What to produce
Find the lines holding the word "telegram" and collect them.

Stored data
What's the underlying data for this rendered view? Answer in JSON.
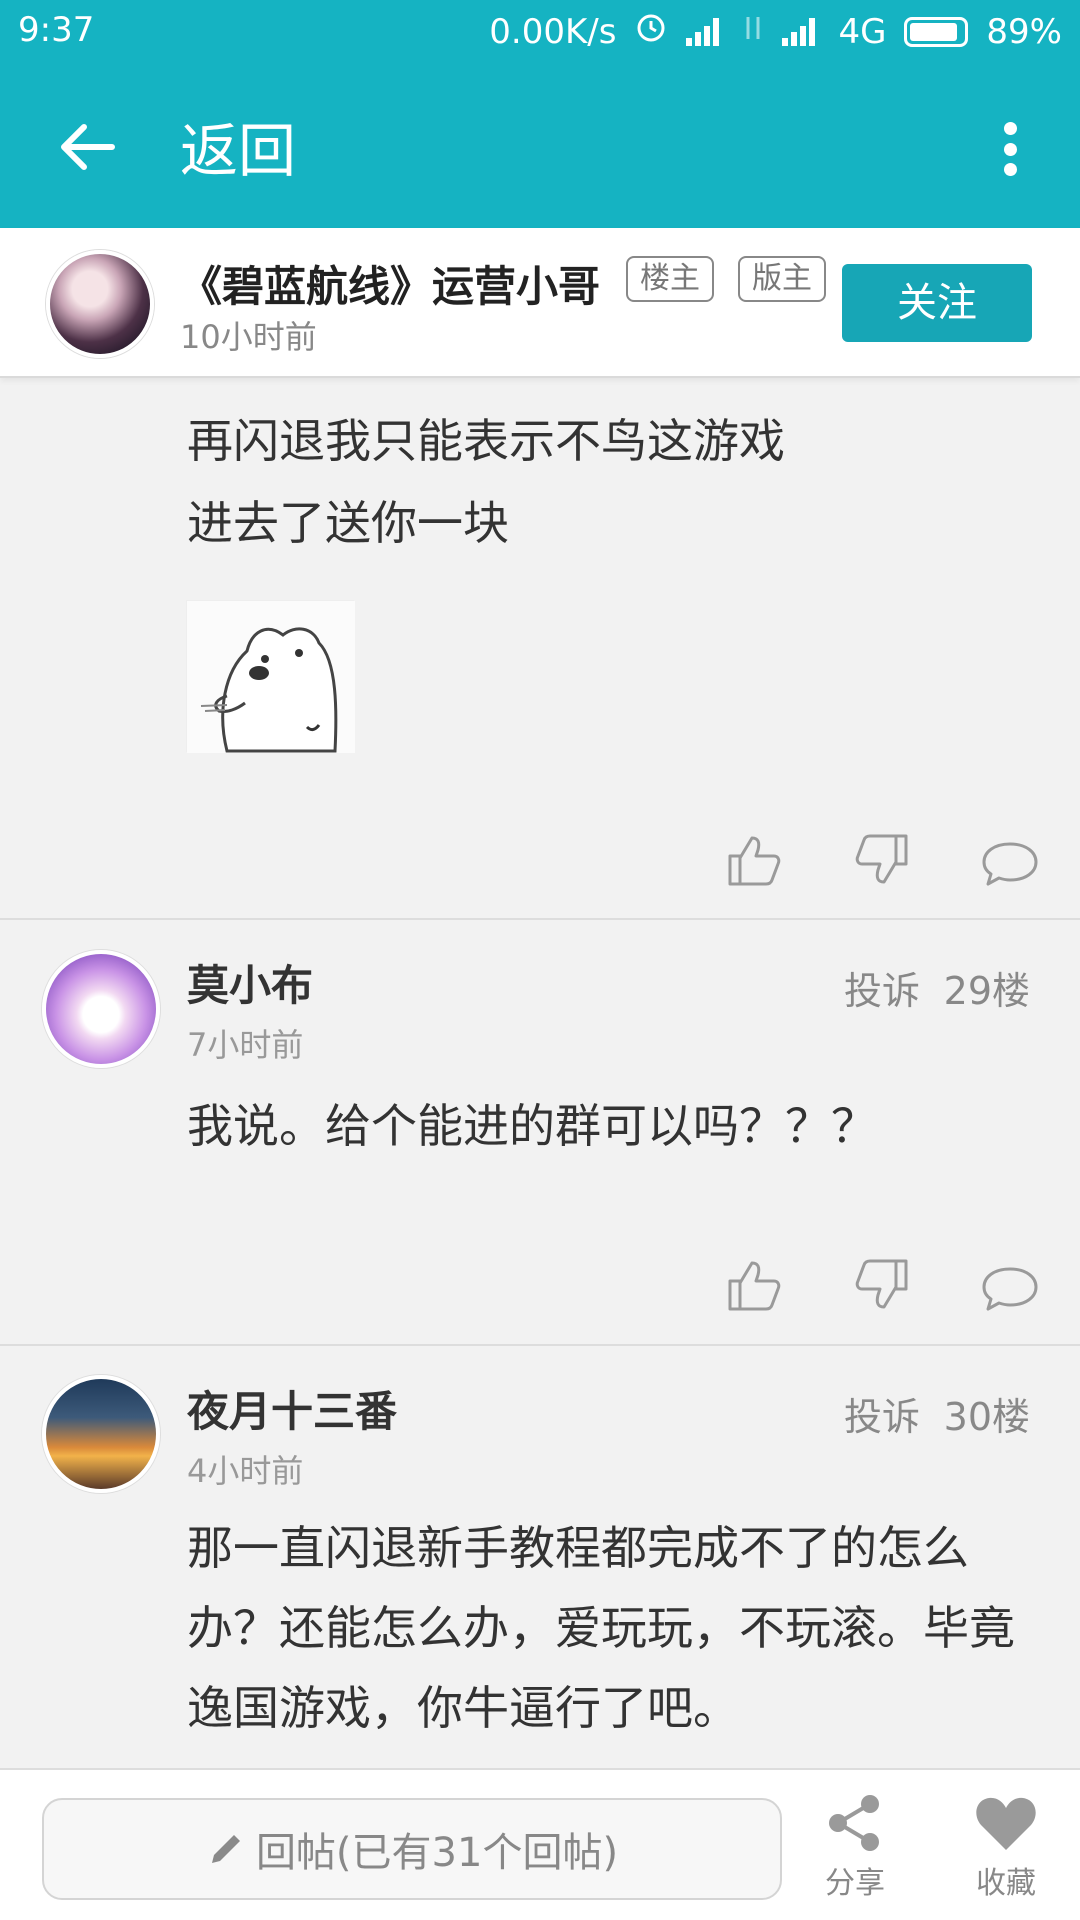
{
  "status_bar": {
    "time": "9:37",
    "net_speed": "0.00K/s",
    "network": "4G",
    "battery": "89%"
  },
  "app_bar": {
    "title": "返回"
  },
  "author": {
    "name": "《碧蓝航线》运营小哥",
    "tag_owner": "楼主",
    "tag_mod": "版主",
    "time": "10小时前",
    "follow_label": "关注"
  },
  "post": {
    "lines": [
      "再闪退我只能表示不鸟这游戏",
      "进去了送你一块"
    ]
  },
  "comments": [
    {
      "name": "莫小布",
      "time": "7小时前",
      "report": "投诉",
      "floor": "29楼",
      "text": "我说。给个能进的群可以吗？？？"
    },
    {
      "name": "夜月十三番",
      "time": "4小时前",
      "report": "投诉",
      "floor": "30楼",
      "text": "那一直闪退新手教程都完成不了的怎么办？还能怎么办，爱玩玩，不玩滚。毕竟逸国游戏，你牛逼行了吧。"
    }
  ],
  "bottom_bar": {
    "reply_placeholder": "回帖(已有31个回帖)",
    "share_label": "分享",
    "favorite_label": "收藏"
  },
  "colors": {
    "primary": "#15b3c2",
    "follow_button": "#17a6b6",
    "icon_gray": "#9a9a9a"
  }
}
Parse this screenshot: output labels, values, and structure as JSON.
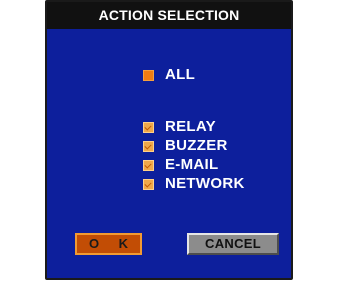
{
  "dialog": {
    "title": "ACTION SELECTION"
  },
  "options": {
    "all": {
      "label": "ALL"
    },
    "relay": {
      "label": "RELAY",
      "checked": true
    },
    "buzzer": {
      "label": "BUZZER",
      "checked": true
    },
    "email": {
      "label": "E-MAIL",
      "checked": true
    },
    "network": {
      "label": "NETWORK",
      "checked": true
    }
  },
  "buttons": {
    "ok_label": "O K",
    "cancel_label": "CANCEL"
  },
  "colors": {
    "background": "#0d1f9c",
    "title_bar": "#111111",
    "accent_orange": "#f07c12",
    "ok_button": "#c24d05",
    "cancel_button": "#8c8c8c"
  }
}
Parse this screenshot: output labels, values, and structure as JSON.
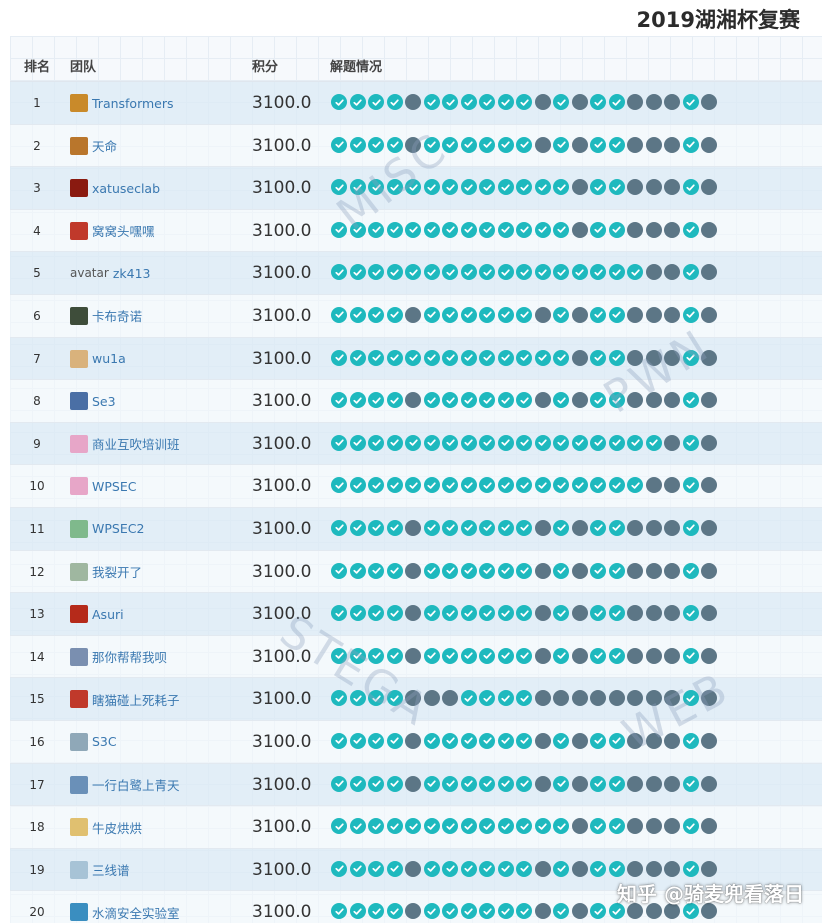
{
  "page_title": "2019湖湘杯复赛",
  "header": {
    "rank": "排名",
    "team": "团队",
    "score": "积分",
    "solves": "解题情况"
  },
  "watermarks": [
    "MISC",
    "PWN",
    "STEGA",
    "WEB"
  ],
  "credit": "知乎 @骑麦兜看落日",
  "colors": {
    "solved": "#1eb9be",
    "unsolved": "#5c7686",
    "team_link": "#3a78b0"
  },
  "rows": [
    {
      "rank": "1",
      "team": "Transformers",
      "score": "3100.0",
      "avatar": "#c98a2a",
      "solves": [
        1,
        1,
        1,
        1,
        0,
        1,
        1,
        1,
        1,
        1,
        1,
        0,
        1,
        0,
        1,
        1,
        0,
        0,
        0,
        1,
        0
      ]
    },
    {
      "rank": "2",
      "team": "天命",
      "score": "3100.0",
      "avatar": "#b9762c",
      "solves": [
        1,
        1,
        1,
        1,
        0,
        1,
        1,
        1,
        1,
        1,
        1,
        0,
        1,
        0,
        1,
        1,
        0,
        0,
        0,
        1,
        0
      ]
    },
    {
      "rank": "3",
      "team": "xatuseclab",
      "score": "3100.0",
      "avatar": "#8a1a10",
      "solves": [
        1,
        1,
        1,
        1,
        1,
        1,
        1,
        1,
        1,
        1,
        1,
        1,
        1,
        0,
        1,
        1,
        0,
        0,
        0,
        1,
        0
      ]
    },
    {
      "rank": "4",
      "team": "窝窝头嘿嘿",
      "score": "3100.0",
      "avatar": "#c0392b",
      "solves": [
        1,
        1,
        1,
        1,
        1,
        1,
        1,
        1,
        1,
        1,
        1,
        1,
        1,
        0,
        1,
        1,
        0,
        0,
        0,
        1,
        0
      ]
    },
    {
      "rank": "5",
      "team": "zk413",
      "score": "3100.0",
      "avatar": "#cccccc",
      "avatar_alt": "avatar",
      "solves": [
        1,
        1,
        1,
        1,
        1,
        1,
        1,
        1,
        1,
        1,
        1,
        1,
        1,
        1,
        1,
        1,
        1,
        0,
        0,
        1,
        0
      ]
    },
    {
      "rank": "6",
      "team": "卡布奇诺",
      "score": "3100.0",
      "avatar": "#3e4d3a",
      "solves": [
        1,
        1,
        1,
        1,
        0,
        1,
        1,
        1,
        1,
        1,
        1,
        0,
        1,
        0,
        1,
        1,
        0,
        0,
        0,
        1,
        0
      ]
    },
    {
      "rank": "7",
      "team": "wu1a",
      "score": "3100.0",
      "avatar": "#d9b27c",
      "solves": [
        1,
        1,
        1,
        1,
        1,
        1,
        1,
        1,
        1,
        1,
        1,
        1,
        1,
        0,
        1,
        1,
        0,
        0,
        0,
        1,
        0
      ]
    },
    {
      "rank": "8",
      "team": "Se3",
      "score": "3100.0",
      "avatar": "#4a6fa5",
      "solves": [
        1,
        1,
        1,
        1,
        0,
        1,
        1,
        1,
        1,
        1,
        1,
        0,
        1,
        0,
        1,
        1,
        0,
        0,
        0,
        1,
        0
      ]
    },
    {
      "rank": "9",
      "team": "商业互吹培训班",
      "score": "3100.0",
      "avatar": "#e7a6c8",
      "solves": [
        1,
        1,
        1,
        1,
        1,
        1,
        1,
        1,
        1,
        1,
        1,
        1,
        1,
        1,
        1,
        1,
        1,
        1,
        0,
        1,
        0
      ]
    },
    {
      "rank": "10",
      "team": "WPSEC",
      "score": "3100.0",
      "avatar": "#e7a6c8",
      "solves": [
        1,
        1,
        1,
        1,
        1,
        1,
        1,
        1,
        1,
        1,
        1,
        1,
        1,
        1,
        1,
        1,
        1,
        0,
        0,
        1,
        0
      ]
    },
    {
      "rank": "11",
      "team": "WPSEC2",
      "score": "3100.0",
      "avatar": "#7fb98c",
      "solves": [
        1,
        1,
        1,
        1,
        0,
        1,
        1,
        1,
        1,
        1,
        1,
        0,
        1,
        0,
        1,
        1,
        0,
        0,
        0,
        1,
        0
      ]
    },
    {
      "rank": "12",
      "team": "我裂开了",
      "score": "3100.0",
      "avatar": "#9fb7a0",
      "solves": [
        1,
        1,
        1,
        1,
        0,
        1,
        1,
        1,
        1,
        1,
        1,
        0,
        1,
        0,
        1,
        1,
        0,
        0,
        0,
        1,
        0
      ]
    },
    {
      "rank": "13",
      "team": "Asuri",
      "score": "3100.0",
      "avatar": "#b52a1a",
      "solves": [
        1,
        1,
        1,
        1,
        0,
        1,
        1,
        1,
        1,
        1,
        1,
        0,
        1,
        0,
        1,
        1,
        0,
        0,
        0,
        1,
        0
      ]
    },
    {
      "rank": "14",
      "team": "那你帮帮我呗",
      "score": "3100.0",
      "avatar": "#7a8fb0",
      "solves": [
        1,
        1,
        1,
        1,
        0,
        1,
        1,
        1,
        1,
        1,
        1,
        0,
        1,
        0,
        1,
        1,
        0,
        0,
        0,
        1,
        0
      ]
    },
    {
      "rank": "15",
      "team": "瞎猫碰上死耗子",
      "score": "3100.0",
      "avatar": "#c0392b",
      "solves": [
        1,
        1,
        1,
        1,
        0,
        0,
        0,
        1,
        1,
        1,
        1,
        0,
        0,
        0,
        0,
        0,
        0,
        0,
        0,
        1,
        0
      ]
    },
    {
      "rank": "16",
      "team": "S3C",
      "score": "3100.0",
      "avatar": "#8fa8b8",
      "solves": [
        1,
        1,
        1,
        1,
        0,
        1,
        1,
        1,
        1,
        1,
        1,
        0,
        1,
        0,
        1,
        1,
        0,
        0,
        0,
        1,
        0
      ]
    },
    {
      "rank": "17",
      "team": "一行白鹭上青天",
      "score": "3100.0",
      "avatar": "#6a90b8",
      "solves": [
        1,
        1,
        1,
        1,
        0,
        1,
        1,
        1,
        1,
        1,
        1,
        0,
        1,
        0,
        1,
        1,
        0,
        0,
        0,
        1,
        0
      ]
    },
    {
      "rank": "18",
      "team": "牛皮烘烘",
      "score": "3100.0",
      "avatar": "#e0c070",
      "solves": [
        1,
        1,
        1,
        1,
        1,
        1,
        1,
        1,
        1,
        1,
        1,
        1,
        1,
        0,
        1,
        1,
        0,
        0,
        0,
        1,
        0
      ]
    },
    {
      "rank": "19",
      "team": "三线谱",
      "score": "3100.0",
      "avatar": "#a7c3d6",
      "solves": [
        1,
        1,
        1,
        1,
        0,
        1,
        1,
        1,
        1,
        1,
        1,
        0,
        1,
        0,
        1,
        1,
        0,
        0,
        0,
        1,
        0
      ]
    },
    {
      "rank": "20",
      "team": "水滴安全实验室",
      "score": "3100.0",
      "avatar": "#3a8ec0",
      "solves": [
        1,
        1,
        1,
        1,
        0,
        1,
        1,
        1,
        1,
        1,
        1,
        0,
        1,
        0,
        1,
        1,
        0,
        0,
        0,
        1,
        0
      ]
    }
  ]
}
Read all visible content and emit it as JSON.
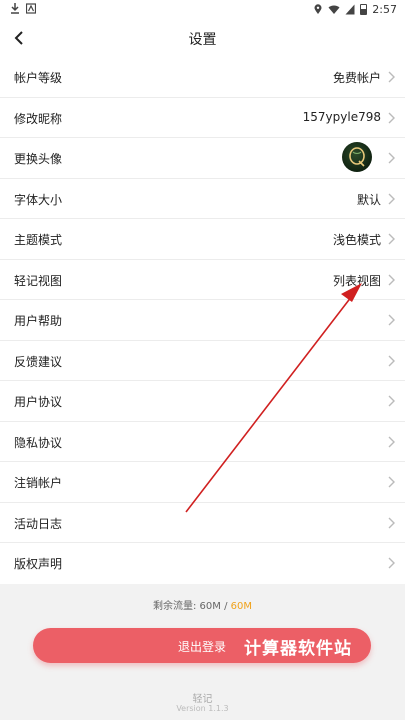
{
  "status_bar": {
    "time": "2:57"
  },
  "header": {
    "title": "设置"
  },
  "settings": [
    {
      "label": "帐户等级",
      "value": "免费帐户"
    },
    {
      "label": "修改昵称",
      "value": "157ypyle798"
    },
    {
      "label": "更换头像",
      "value": ""
    },
    {
      "label": "字体大小",
      "value": "默认"
    },
    {
      "label": "主题模式",
      "value": "浅色模式"
    },
    {
      "label": "轻记视图",
      "value": "列表视图"
    },
    {
      "label": "用户帮助",
      "value": ""
    },
    {
      "label": "反馈建议",
      "value": ""
    },
    {
      "label": "用户协议",
      "value": ""
    },
    {
      "label": "隐私协议",
      "value": ""
    },
    {
      "label": "注销帐户",
      "value": ""
    },
    {
      "label": "活动日志",
      "value": ""
    },
    {
      "label": "版权声明",
      "value": ""
    }
  ],
  "quota": {
    "prefix": "剩余流量:",
    "used": "60M",
    "sep": " / ",
    "total": "60M"
  },
  "logout_label": "退出登录",
  "watermark": "计算器软件站",
  "footer": {
    "app_name": "轻记",
    "version": "Version 1.1.3"
  },
  "colors": {
    "accent": "#ec5f66",
    "highlight": "#f0a21b",
    "annotation": "#d02020"
  }
}
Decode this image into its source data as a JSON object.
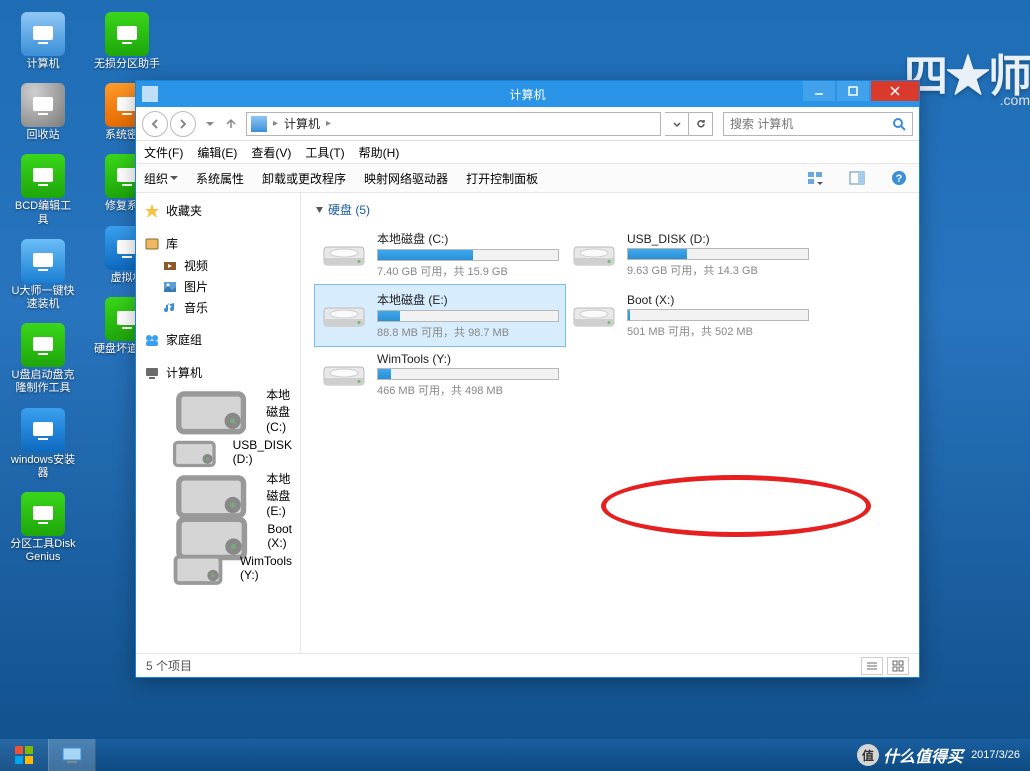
{
  "desktop_icons": [
    {
      "name": "computer",
      "label": "计算机",
      "cls": "ic-comp"
    },
    {
      "name": "partition-assist",
      "label": "无损分区助手",
      "cls": "ic-green"
    },
    {
      "name": "recycle-bin",
      "label": "回收站",
      "cls": "ic-rb"
    },
    {
      "name": "system-pwd",
      "label": "系统密码",
      "cls": "ic-orange"
    },
    {
      "name": "bcd-editor",
      "label": "BCD编辑工具",
      "cls": "ic-green"
    },
    {
      "name": "repair-sys",
      "label": "修复系统",
      "cls": "ic-green"
    },
    {
      "name": "u-install",
      "label": "U大师一键快速装机",
      "cls": "ic-ghost"
    },
    {
      "name": "virtual",
      "label": "虚拟机",
      "cls": "ic-blue"
    },
    {
      "name": "u-boot",
      "label": "U盘启动盘克隆制作工具",
      "cls": "ic-green"
    },
    {
      "name": "hdd-bad",
      "label": "硬盘坏道工具",
      "cls": "ic-green"
    },
    {
      "name": "win-install",
      "label": "windows安装器",
      "cls": "ic-win"
    },
    {
      "name": "diskgenius",
      "label": "分区工具DiskGenius",
      "cls": "ic-green"
    }
  ],
  "logo_back": "四★师",
  "logo_sub": ".com",
  "window": {
    "title": "计算机",
    "address": {
      "location": "计算机",
      "sep": "▸"
    },
    "search_placeholder": "搜索 计算机",
    "menubar": [
      "文件(F)",
      "编辑(E)",
      "查看(V)",
      "工具(T)",
      "帮助(H)"
    ],
    "toolbar": [
      "组织",
      "系统属性",
      "卸载或更改程序",
      "映射网络驱动器",
      "打开控制面板"
    ],
    "sidebar": {
      "fav": {
        "head": "收藏夹"
      },
      "lib": {
        "head": "库",
        "items": [
          "视频",
          "图片",
          "音乐"
        ]
      },
      "hg": {
        "head": "家庭组"
      },
      "comp": {
        "head": "计算机",
        "items": [
          "本地磁盘 (C:)",
          "USB_DISK (D:)",
          "本地磁盘 (E:)",
          "Boot (X:)",
          "WimTools (Y:)"
        ]
      }
    },
    "section_head": "硬盘 (5)",
    "drives": [
      {
        "name": "本地磁盘 (C:)",
        "free": "7.40 GB 可用，共 15.9 GB",
        "pct": 53
      },
      {
        "name": "USB_DISK (D:)",
        "free": "9.63 GB 可用，共 14.3 GB",
        "pct": 33
      },
      {
        "name": "本地磁盘 (E:)",
        "free": "88.8 MB 可用，共 98.7 MB",
        "pct": 12,
        "selected": true
      },
      {
        "name": "Boot (X:)",
        "free": "501 MB 可用，共 502 MB",
        "pct": 1
      },
      {
        "name": "WimTools (Y:)",
        "free": "466 MB 可用，共 498 MB",
        "pct": 7
      }
    ],
    "status": "5 个项目"
  },
  "taskbar": {
    "smzdm_badge": "值",
    "smzdm_text": "什么值得买",
    "date": "2017/3/26"
  },
  "colors": {
    "accent": "#2a94e8",
    "close": "#d93a2b",
    "annot": "#e62020"
  }
}
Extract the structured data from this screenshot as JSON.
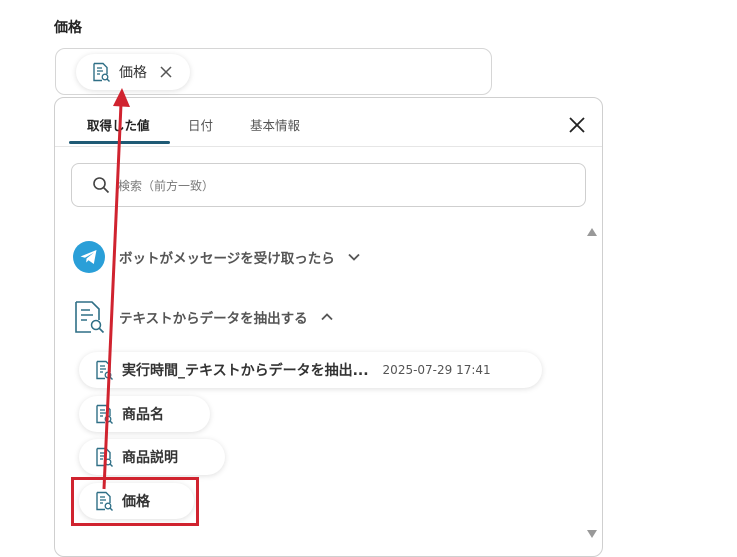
{
  "field": {
    "label": "価格"
  },
  "selected_chip": {
    "label": "価格"
  },
  "tabs": [
    {
      "label": "取得した値",
      "active": true
    },
    {
      "label": "日付",
      "active": false
    },
    {
      "label": "基本情報",
      "active": false
    }
  ],
  "search": {
    "placeholder": "検索（前方一致）",
    "value": ""
  },
  "groups": [
    {
      "label": "ボットがメッセージを受け取ったら",
      "icon": "telegram-icon",
      "expanded": false
    },
    {
      "label": "テキストからデータを抽出する",
      "icon": "document-search-icon",
      "expanded": true
    }
  ],
  "values": [
    {
      "label": "実行時間_テキストからデータを抽出...",
      "date": "2025-07-29 17:41"
    },
    {
      "label": "商品名",
      "date": ""
    },
    {
      "label": "商品説明",
      "date": ""
    },
    {
      "label": "価格",
      "date": ""
    }
  ],
  "colors": {
    "accent": "#1f5a75",
    "annotation": "#d0232f",
    "telegram": "#2a9fd8",
    "icon_teal": "#2f6f86"
  }
}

Reply
      "icon": "telegram-icon",
    "telegram": "#2a9fd8",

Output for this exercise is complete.